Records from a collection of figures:
· · · · · · ·
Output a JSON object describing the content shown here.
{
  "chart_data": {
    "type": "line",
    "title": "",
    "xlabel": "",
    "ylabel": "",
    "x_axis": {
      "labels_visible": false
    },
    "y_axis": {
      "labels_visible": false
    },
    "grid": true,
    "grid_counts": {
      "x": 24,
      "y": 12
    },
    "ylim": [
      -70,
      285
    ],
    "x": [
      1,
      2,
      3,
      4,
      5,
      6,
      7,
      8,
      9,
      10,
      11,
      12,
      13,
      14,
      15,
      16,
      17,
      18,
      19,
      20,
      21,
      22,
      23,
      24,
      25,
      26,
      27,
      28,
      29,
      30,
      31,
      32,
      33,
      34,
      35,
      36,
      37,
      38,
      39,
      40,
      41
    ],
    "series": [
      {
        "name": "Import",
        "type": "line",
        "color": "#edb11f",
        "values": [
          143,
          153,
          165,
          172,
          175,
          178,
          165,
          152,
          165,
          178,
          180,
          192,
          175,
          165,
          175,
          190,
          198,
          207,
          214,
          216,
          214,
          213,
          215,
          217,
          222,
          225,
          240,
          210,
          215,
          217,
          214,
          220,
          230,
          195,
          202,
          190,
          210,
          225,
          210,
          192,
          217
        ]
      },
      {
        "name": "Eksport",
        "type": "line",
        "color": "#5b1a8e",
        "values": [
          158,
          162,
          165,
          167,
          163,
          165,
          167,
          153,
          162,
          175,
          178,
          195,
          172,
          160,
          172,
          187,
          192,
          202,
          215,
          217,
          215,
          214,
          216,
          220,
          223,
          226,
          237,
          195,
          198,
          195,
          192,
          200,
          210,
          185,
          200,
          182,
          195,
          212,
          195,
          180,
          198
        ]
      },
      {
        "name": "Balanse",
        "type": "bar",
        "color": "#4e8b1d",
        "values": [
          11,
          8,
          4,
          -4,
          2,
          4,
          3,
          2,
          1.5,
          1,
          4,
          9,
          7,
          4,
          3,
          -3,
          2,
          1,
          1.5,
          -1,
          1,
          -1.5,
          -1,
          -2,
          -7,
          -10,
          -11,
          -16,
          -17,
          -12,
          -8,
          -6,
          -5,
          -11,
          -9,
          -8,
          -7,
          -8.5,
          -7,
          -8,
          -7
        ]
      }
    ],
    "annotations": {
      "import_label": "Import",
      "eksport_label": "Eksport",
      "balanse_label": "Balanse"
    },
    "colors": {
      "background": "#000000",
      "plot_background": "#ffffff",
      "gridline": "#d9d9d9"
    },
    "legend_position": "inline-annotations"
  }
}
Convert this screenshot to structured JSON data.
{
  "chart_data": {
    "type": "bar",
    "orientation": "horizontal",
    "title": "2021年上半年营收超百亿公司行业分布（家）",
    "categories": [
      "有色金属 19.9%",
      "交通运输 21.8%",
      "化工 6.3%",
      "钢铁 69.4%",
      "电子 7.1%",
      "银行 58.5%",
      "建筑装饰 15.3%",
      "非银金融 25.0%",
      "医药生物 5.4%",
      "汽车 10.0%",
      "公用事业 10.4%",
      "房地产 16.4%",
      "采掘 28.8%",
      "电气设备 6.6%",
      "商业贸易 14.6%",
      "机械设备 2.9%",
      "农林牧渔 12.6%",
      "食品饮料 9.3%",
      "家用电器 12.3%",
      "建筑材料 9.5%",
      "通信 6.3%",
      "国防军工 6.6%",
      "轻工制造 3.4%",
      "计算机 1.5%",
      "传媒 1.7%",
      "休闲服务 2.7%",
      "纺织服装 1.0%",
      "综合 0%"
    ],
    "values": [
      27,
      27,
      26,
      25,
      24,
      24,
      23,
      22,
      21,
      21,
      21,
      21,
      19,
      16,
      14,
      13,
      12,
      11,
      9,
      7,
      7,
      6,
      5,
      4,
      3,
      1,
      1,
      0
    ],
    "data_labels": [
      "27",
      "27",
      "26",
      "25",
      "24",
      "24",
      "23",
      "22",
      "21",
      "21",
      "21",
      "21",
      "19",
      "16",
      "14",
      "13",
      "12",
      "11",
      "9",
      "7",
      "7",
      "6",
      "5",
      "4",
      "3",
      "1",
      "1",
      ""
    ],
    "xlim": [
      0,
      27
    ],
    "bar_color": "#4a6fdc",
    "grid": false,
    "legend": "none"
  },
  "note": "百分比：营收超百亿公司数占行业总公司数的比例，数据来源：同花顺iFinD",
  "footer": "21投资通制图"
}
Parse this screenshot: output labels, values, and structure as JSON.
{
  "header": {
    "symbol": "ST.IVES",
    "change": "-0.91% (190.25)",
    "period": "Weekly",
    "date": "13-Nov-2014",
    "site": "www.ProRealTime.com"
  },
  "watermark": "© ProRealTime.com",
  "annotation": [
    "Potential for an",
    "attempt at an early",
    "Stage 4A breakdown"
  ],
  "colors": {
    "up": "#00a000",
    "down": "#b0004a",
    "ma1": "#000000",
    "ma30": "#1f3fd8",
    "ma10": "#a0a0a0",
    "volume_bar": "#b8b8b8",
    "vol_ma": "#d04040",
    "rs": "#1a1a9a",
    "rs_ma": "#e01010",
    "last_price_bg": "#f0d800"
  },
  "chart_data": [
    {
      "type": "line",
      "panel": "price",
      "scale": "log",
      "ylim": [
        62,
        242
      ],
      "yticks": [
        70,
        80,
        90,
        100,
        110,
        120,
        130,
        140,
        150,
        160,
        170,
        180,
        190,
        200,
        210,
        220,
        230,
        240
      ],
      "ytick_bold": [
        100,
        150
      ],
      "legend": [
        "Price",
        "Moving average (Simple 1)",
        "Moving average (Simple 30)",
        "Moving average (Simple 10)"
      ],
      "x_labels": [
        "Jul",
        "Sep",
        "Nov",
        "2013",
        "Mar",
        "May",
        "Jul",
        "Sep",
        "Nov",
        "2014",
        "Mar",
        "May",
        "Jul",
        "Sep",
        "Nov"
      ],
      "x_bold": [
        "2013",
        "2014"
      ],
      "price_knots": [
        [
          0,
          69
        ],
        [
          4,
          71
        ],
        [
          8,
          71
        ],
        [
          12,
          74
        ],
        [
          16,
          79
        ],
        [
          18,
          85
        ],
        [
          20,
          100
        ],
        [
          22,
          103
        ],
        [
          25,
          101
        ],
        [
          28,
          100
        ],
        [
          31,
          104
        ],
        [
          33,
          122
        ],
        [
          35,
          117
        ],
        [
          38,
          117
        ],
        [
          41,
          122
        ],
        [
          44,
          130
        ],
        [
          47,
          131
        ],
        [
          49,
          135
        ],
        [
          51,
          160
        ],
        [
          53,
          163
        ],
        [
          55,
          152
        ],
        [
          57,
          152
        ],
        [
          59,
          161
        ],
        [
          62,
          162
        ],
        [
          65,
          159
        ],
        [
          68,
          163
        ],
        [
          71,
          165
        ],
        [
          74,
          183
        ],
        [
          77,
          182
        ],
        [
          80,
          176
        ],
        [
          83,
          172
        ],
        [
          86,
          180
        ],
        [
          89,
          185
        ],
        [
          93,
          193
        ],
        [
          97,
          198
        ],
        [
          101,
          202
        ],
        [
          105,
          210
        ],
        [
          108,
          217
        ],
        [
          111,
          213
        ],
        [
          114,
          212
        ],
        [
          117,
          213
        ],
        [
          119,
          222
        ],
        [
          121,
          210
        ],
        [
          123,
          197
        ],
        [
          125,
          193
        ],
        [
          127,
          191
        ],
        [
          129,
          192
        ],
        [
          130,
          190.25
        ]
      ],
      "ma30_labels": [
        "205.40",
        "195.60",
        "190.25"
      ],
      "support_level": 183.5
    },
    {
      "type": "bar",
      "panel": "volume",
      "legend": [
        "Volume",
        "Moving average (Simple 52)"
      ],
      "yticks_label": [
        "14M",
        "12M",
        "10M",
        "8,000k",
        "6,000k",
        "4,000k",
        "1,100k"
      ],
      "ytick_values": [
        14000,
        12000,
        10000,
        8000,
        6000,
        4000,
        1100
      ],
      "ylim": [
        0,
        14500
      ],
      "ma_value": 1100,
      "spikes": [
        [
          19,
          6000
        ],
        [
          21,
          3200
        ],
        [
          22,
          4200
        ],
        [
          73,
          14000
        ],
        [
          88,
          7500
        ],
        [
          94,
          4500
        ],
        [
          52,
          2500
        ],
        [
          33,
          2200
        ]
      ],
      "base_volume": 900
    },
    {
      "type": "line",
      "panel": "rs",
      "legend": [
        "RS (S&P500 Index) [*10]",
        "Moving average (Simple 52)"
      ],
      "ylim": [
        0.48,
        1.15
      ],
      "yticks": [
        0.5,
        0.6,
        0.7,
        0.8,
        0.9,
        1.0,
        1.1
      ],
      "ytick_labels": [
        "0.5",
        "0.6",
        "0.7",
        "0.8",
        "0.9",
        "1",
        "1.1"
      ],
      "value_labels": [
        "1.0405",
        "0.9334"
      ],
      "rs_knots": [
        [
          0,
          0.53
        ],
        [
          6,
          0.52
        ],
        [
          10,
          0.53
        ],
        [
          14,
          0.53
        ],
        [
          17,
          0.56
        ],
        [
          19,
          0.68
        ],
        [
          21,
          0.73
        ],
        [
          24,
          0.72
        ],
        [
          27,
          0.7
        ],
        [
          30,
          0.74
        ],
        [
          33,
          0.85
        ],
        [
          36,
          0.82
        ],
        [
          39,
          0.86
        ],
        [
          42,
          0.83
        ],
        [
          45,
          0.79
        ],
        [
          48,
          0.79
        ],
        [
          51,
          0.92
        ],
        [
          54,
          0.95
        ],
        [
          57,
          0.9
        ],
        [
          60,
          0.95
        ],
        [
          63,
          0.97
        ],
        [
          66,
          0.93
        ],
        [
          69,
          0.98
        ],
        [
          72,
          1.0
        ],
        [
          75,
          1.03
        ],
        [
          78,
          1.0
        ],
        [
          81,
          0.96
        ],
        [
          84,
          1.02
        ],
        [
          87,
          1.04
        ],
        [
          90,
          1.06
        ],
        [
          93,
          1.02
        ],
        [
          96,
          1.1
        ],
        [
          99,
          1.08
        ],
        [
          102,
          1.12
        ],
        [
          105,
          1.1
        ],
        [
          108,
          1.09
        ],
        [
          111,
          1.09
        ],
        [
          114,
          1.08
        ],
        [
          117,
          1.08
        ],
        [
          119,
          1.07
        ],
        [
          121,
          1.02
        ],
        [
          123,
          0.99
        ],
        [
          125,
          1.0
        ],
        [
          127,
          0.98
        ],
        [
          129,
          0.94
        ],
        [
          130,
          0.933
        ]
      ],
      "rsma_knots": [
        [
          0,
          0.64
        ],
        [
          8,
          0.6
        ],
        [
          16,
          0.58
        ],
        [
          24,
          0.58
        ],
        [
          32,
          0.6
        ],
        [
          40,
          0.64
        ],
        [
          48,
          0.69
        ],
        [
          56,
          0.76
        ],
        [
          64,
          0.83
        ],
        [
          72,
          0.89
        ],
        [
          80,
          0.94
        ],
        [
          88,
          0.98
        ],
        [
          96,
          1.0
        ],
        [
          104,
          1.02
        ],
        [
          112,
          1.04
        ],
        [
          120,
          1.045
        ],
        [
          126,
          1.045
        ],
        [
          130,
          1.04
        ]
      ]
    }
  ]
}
· · · · · · ·
__Task__
Scan the listing above and copy all lines containing the word "type".

__Result of the task__
    "type": "line",
        "type": "line",
        "type": "line",
        "type": "bar",
    "type": "bar",
      "type": "line",
      "type": "bar",
      "type": "line",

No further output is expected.